Dataset entries →
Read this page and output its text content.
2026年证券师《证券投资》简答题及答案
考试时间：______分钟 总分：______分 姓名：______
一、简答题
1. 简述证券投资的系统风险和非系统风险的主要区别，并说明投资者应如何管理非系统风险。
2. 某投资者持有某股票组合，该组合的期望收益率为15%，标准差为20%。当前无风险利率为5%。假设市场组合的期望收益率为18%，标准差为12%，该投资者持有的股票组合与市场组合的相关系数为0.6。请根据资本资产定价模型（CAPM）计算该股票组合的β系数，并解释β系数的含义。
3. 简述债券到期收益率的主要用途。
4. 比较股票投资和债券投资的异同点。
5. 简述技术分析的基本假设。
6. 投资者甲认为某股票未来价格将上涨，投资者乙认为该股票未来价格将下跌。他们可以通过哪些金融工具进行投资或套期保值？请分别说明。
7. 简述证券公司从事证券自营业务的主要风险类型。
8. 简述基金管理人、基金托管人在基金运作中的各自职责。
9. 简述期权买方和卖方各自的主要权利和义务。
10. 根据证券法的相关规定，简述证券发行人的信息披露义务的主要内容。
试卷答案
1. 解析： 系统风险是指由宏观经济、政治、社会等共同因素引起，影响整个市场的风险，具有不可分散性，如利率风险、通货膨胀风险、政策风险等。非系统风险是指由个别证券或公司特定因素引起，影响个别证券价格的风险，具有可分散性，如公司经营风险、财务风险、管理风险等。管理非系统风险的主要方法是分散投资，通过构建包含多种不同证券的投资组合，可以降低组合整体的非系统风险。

Task brief → Reproduce the data in its entirety, matching each character.

Output for this task →
Read this page and output its text content.
2026年证券师《证券投资》简答题及答案
考试时间：______分钟 总分：______分 姓名：______
一、简答题
1. 简述证券投资的系统风险和非系统风险的主要区别，并说明投资者应如何管理非系统风险。
2. 某投资者持有某股票组合，该组合的期望收益率为15%，标准差为20%。当前无风险利率为5%。假设市场组合的期望收益率为18%，标准差为12%，该投资者持有的股票组合与市场组合的相关系数为0.6。请根据资本资产定价模型（CAPM）计算该股票组合的β系数，并解释β系数的含义。
3. 简述债券到期收益率的主要用途。
4. 比较股票投资和债券投资的异同点。
5. 简述技术分析的基本假设。
6. 投资者甲认为某股票未来价格将上涨，投资者乙认为该股票未来价格将下跌。他们可以通过哪些金融工具进行投资或套期保值？请分别说明。
7. 简述证券公司从事证券自营业务的主要风险类型。
8. 简述基金管理人、基金托管人在基金运作中的各自职责。
9. 简述期权买方和卖方各自的主要权利和义务。
10. 根据证券法的相关规定，简述证券发行人的信息披露义务的主要内容。
试卷答案
1. 解析： 系统风险是指由宏观经济、政治、社会等共同因素引起，影响整个市场的风险，具有不可分散性，如利率风险、通货膨胀风险、政策风险等。非系统风险是指由个别证券或公司特定因素引起，影响个别证券价格的风险，具有可分散性，如公司经营风险、财务风险、管理风险等。管理非系统风险的主要方法是分散投资，通过构建包含多种不同证券的投资组合，可以降低组合整体的非系统风险。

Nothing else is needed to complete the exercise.